--- START OF SOURCE DATA ---

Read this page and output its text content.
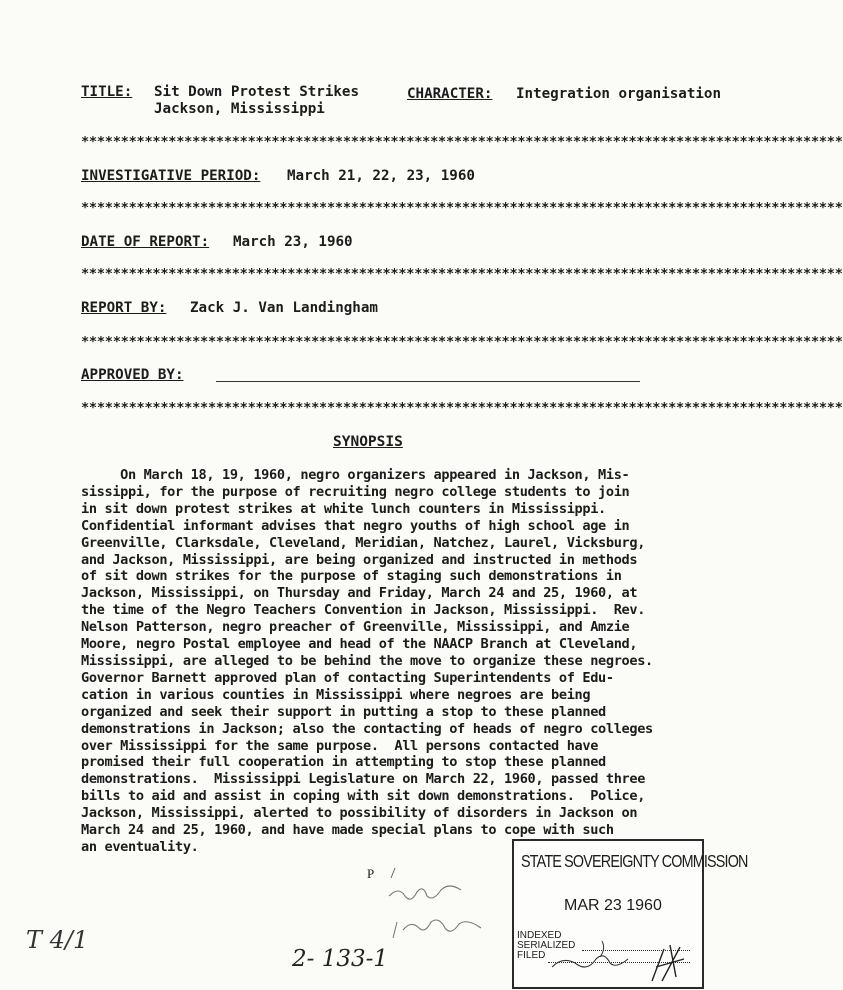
TITLE: Sit Down Protest Strikes
Jackson, Mississippi
CHARACTER: Integration organisation
************************************************************************************************
INVESTIGATIVE PERIOD: March 21, 22, 23, 1960
************************************************************************************************
DATE OF REPORT: March 23, 1960
************************************************************************************************
REPORT BY: Zack J. Van Landingham
************************************************************************************************
APPROVED BY:
************************************************************************************************
SYNOPSIS
On March 18, 19, 1960, negro organizers appeared in Jackson, Mis-
sissippi, for the purpose of recruiting negro college students to join
in sit down protest strikes at white lunch counters in Mississippi.
Confidential informant advises that negro youths of high school age in
Greenville, Clarksdale, Cleveland, Meridian, Natchez, Laurel, Vicksburg,
and Jackson, Mississippi, are being organized and instructed in methods
of sit down strikes for the purpose of staging such demonstrations in
Jackson, Mississippi, on Thursday and Friday, March 24 and 25, 1960, at
the time of the Negro Teachers Convention in Jackson, Mississippi.  Rev.
Nelson Patterson, negro preacher of Greenville, Mississippi, and Amzie
Moore, negro Postal employee and head of the NAACP Branch at Cleveland,
Mississippi, are alleged to be behind the move to organize these negroes.
Governor Barnett approved plan of contacting Superintendents of Edu-
cation in various counties in Mississippi where negroes are being
organized and seek their support in putting a stop to these planned
demonstrations in Jackson; also the contacting of heads of negro colleges
over Mississippi for the same purpose.  All persons contacted have
promised their full cooperation in attempting to stop these planned
demonstrations.  Mississippi Legislature on March 22, 1960, passed three
bills to aid and assist in coping with sit down demonstrations.  Police,
Jackson, Mississippi, alerted to possibility of disorders in Jackson on
March 24 and 25, 1960, and have made special plans to cope with such
an eventuality.
P
2- 133-1
T 4/1
STATE SOVEREIGNTY COMMISSION
MAR 23 1960
INDEXED
SERIALIZED
FILED
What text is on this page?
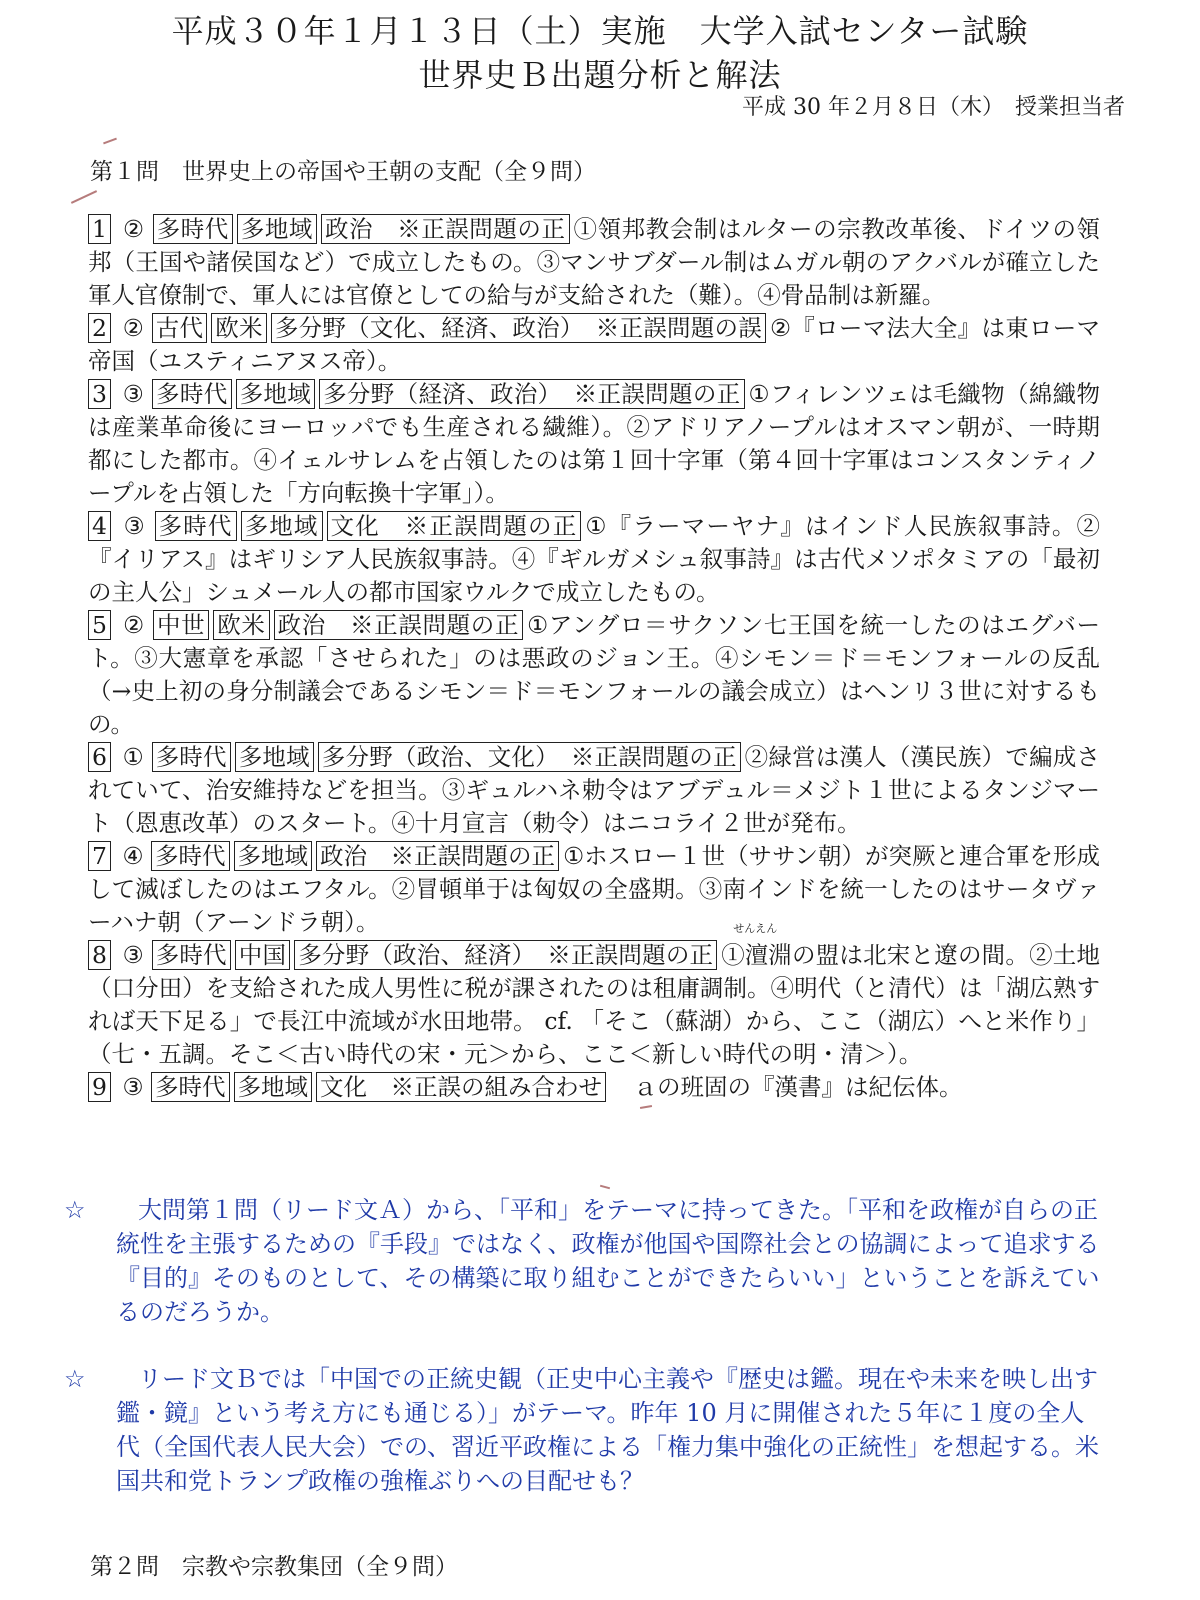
平成３０年１月１３日（土）実施　大学入試センター試験
世界史Ｂ出題分析と解法
平成 30 年２月８日（木）　授業担当者
第１問　世界史上の帝国や王朝の支配（全９問）

1 ② 多時代 多地域 政治　※正誤問題の正 ①領邦教会制はルターの宗教改革後、ドイツの領邦（王国や諸侯国など）で成立したもの。③マンサブダール制はムガル朝のアクバルが確立した軍人官僚制で、軍人には官僚としての給与が支給された（難）。④骨品制は新羅。

2 ② 古代 欧米 多分野（文化、経済、政治）　※正誤問題の誤 ②『ローマ法大全』は東ローマ帝国（ユスティニアヌス帝）。

3 ③ 多時代 多地域 多分野（経済、政治）　※正誤問題の正 ①フィレンツェは毛織物（綿織物は産業革命後にヨーロッパでも生産される繊維）。②アドリアノープルはオスマン朝が、一時期都にした都市。④イェルサレムを占領したのは第１回十字軍（第４回十字軍はコンスタンティノープルを占領した「方向転換十字軍」）。

4 ③ 多時代 多地域 文化　※正誤問題の正 ①『ラーマーヤナ』はインド人民族叙事詩。②『イリアス』はギリシア人民族叙事詩。④『ギルガメシュ叙事詩』は古代メソポタミアの「最初の主人公」シュメール人の都市国家ウルクで成立したもの。

5 ② 中世 欧米 政治　※正誤問題の正 ①アングロ＝サクソン七王国を統一したのはエグバート。③大憲章を承認「させられた」のは悪政のジョン王。④シモン＝ド＝モンフォールの反乱（→史上初の身分制議会であるシモン＝ド＝モンフォールの議会成立）はヘンリ３世に対するもの。

6 ① 多時代 多地域 多分野（政治、文化）　※正誤問題の正 ②緑営は漢人（漢民族）で編成されていて、治安維持などを担当。③ギュルハネ勅令はアブデュル＝メジト１世によるタンジマート（恩恵改革）のスタート。④十月宣言（勅令）はニコライ２世が発布。

7 ④ 多時代 多地域 政治　※正誤問題の正 ①ホスロー１世（ササン朝）が突厥と連合軍を形成して滅ぼしたのはエフタル。②冒頓単于は匈奴の全盛期。③南インドを統一したのはサータヴァーハナ朝（アーンドラ朝）。

8 ③ 多時代 中国 多分野（政治、経済）　※正誤問題の正
せんえん
①澶淵の盟は北宋と遼の間。②土地（口分田）を支給された成人男性に税が課されたのは租庸調制。④明代（と清代）は「湖広熟すれば天下足る」で長江中流域が水田地帯。 cf. 「そこ（蘇湖）から、ここ（湖広）へと米作り」（七・五調。そこ＜古い時代の宋・元＞から、ここ＜新しい時代の明・清＞）。

9 ③ 多時代 多地域 文化　※正誤の組み合わせ　 ａの班固の『漢書』は紀伝体。

☆ 大問第１問（リード文Ａ）から、「平和」をテーマに持ってきた。「平和を政権が自らの正統性を主張するための『手段』ではなく、政権が他国や国際社会との協調によって追求する『目的』そのものとして、その構築に取り組むことができたらいい」ということを訴えているのだろうか。

☆ リード文Ｂでは「中国での正統史観（正史中心主義や『歴史は鑑。現在や未来を映し出す鑑・鏡』という考え方にも通じる）」がテーマ。昨年 10 月に開催された５年に１度の全人代（全国代表人民大会）での、習近平政権による「権力集中強化の正統性」を想起する。米国共和党トランプ政権の強権ぶりへの目配せも？

第２問　宗教や宗教集団（全９問）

--- END OF SOURCE DATA ---

DIRECTIONS FOR THIS TASK =>
Repeat the data exactly, dropping every picture it holds.

RESPONSE =>
Read this page and output its text content.
TITLE: Sit Down Protest Strikes
Jackson, Mississippi
CHARACTER: Integration organisation
************************************************************************************************
INVESTIGATIVE PERIOD: March 21, 22, 23, 1960
************************************************************************************************
DATE OF REPORT: March 23, 1960
************************************************************************************************
REPORT BY: Zack J. Van Landingham
************************************************************************************************
APPROVED BY:
************************************************************************************************
SYNOPSIS
On March 18, 19, 1960, negro organizers appeared in Jackson, Mis-
sissippi, for the purpose of recruiting negro college students to join
in sit down protest strikes at white lunch counters in Mississippi.
Confidential informant advises that negro youths of high school age in
Greenville, Clarksdale, Cleveland, Meridian, Natchez, Laurel, Vicksburg,
and Jackson, Mississippi, are being organized and instructed in methods
of sit down strikes for the purpose of staging such demonstrations in
Jackson, Mississippi, on Thursday and Friday, March 24 and 25, 1960, at
the time of the Negro Teachers Convention in Jackson, Mississippi.  Rev.
Nelson Patterson, negro preacher of Greenville, Mississippi, and Amzie
Moore, negro Postal employee and head of the NAACP Branch at Cleveland,
Mississippi, are alleged to be behind the move to organize these negroes.
Governor Barnett approved plan of contacting Superintendents of Edu-
cation in various counties in Mississippi where negroes are being
organized and seek their support in putting a stop to these planned
demonstrations in Jackson; also the contacting of heads of negro colleges
over Mississippi for the same purpose.  All persons contacted have
promised their full cooperation in attempting to stop these planned
demonstrations.  Mississippi Legislature on March 22, 1960, passed three
bills to aid and assist in coping with sit down demonstrations.  Police,
Jackson, Mississippi, alerted to possibility of disorders in Jackson on
March 24 and 25, 1960, and have made special plans to cope with such
an eventuality.
P
2- 133-1
T 4/1
STATE SOVEREIGNTY COMMISSION
MAR 23 1960
INDEXED
SERIALIZED
FILED
What text is on this page?
平成３０年１月１３日（土）実施　大学入試センター試験
世界史Ｂ出題分析と解法
平成 30 年２月８日（木）　授業担当者
第１問　世界史上の帝国や王朝の支配（全９問）

1 ② 多時代 多地域 政治　※正誤問題の正 ①領邦教会制はルターの宗教改革後、ドイツの領邦（王国や諸侯国など）で成立したもの。③マンサブダール制はムガル朝のアクバルが確立した軍人官僚制で、軍人には官僚としての給与が支給された（難）。④骨品制は新羅。

2 ② 古代 欧米 多分野（文化、経済、政治）　※正誤問題の誤 ②『ローマ法大全』は東ローマ帝国（ユスティニアヌス帝）。

3 ③ 多時代 多地域 多分野（経済、政治）　※正誤問題の正 ①フィレンツェは毛織物（綿織物は産業革命後にヨーロッパでも生産される繊維）。②アドリアノープルはオスマン朝が、一時期都にした都市。④イェルサレムを占領したのは第１回十字軍（第４回十字軍はコンスタンティノープルを占領した「方向転換十字軍」）。

4 ③ 多時代 多地域 文化　※正誤問題の正 ①『ラーマーヤナ』はインド人民族叙事詩。②『イリアス』はギリシア人民族叙事詩。④『ギルガメシュ叙事詩』は古代メソポタミアの「最初の主人公」シュメール人の都市国家ウルクで成立したもの。

5 ② 中世 欧米 政治　※正誤問題の正 ①アングロ＝サクソン七王国を統一したのはエグバート。③大憲章を承認「させられた」のは悪政のジョン王。④シモン＝ド＝モンフォールの反乱（→史上初の身分制議会であるシモン＝ド＝モンフォールの議会成立）はヘンリ３世に対するもの。

6 ① 多時代 多地域 多分野（政治、文化）　※正誤問題の正 ②緑営は漢人（漢民族）で編成されていて、治安維持などを担当。③ギュルハネ勅令はアブデュル＝メジト１世によるタンジマート（恩恵改革）のスタート。④十月宣言（勅令）はニコライ２世が発布。

7 ④ 多時代 多地域 政治　※正誤問題の正 ①ホスロー１世（ササン朝）が突厥と連合軍を形成して滅ぼしたのはエフタル。②冒頓単于は匈奴の全盛期。③南インドを統一したのはサータヴァーハナ朝（アーンドラ朝）。

8 ③ 多時代 中国 多分野（政治、経済）　※正誤問題の正
せんえん
①澶淵の盟は北宋と遼の間。②土地（口分田）を支給された成人男性に税が課されたのは租庸調制。④明代（と清代）は「湖広熟すれば天下足る」で長江中流域が水田地帯。 cf. 「そこ（蘇湖）から、ここ（湖広）へと米作り」（七・五調。そこ＜古い時代の宋・元＞から、ここ＜新しい時代の明・清＞）。

9 ③ 多時代 多地域 文化　※正誤の組み合わせ　 ａの班固の『漢書』は紀伝体。

☆ 大問第１問（リード文Ａ）から、「平和」をテーマに持ってきた。「平和を政権が自らの正統性を主張するための『手段』ではなく、政権が他国や国際社会との協調によって追求する『目的』そのものとして、その構築に取り組むことができたらいい」ということを訴えているのだろうか。

☆ リード文Ｂでは「中国での正統史観（正史中心主義や『歴史は鑑。現在や未来を映し出す鑑・鏡』という考え方にも通じる）」がテーマ。昨年 10 月に開催された５年に１度の全人代（全国代表人民大会）での、習近平政権による「権力集中強化の正統性」を想起する。米国共和党トランプ政権の強権ぶりへの目配せも？

第２問　宗教や宗教集団（全９問）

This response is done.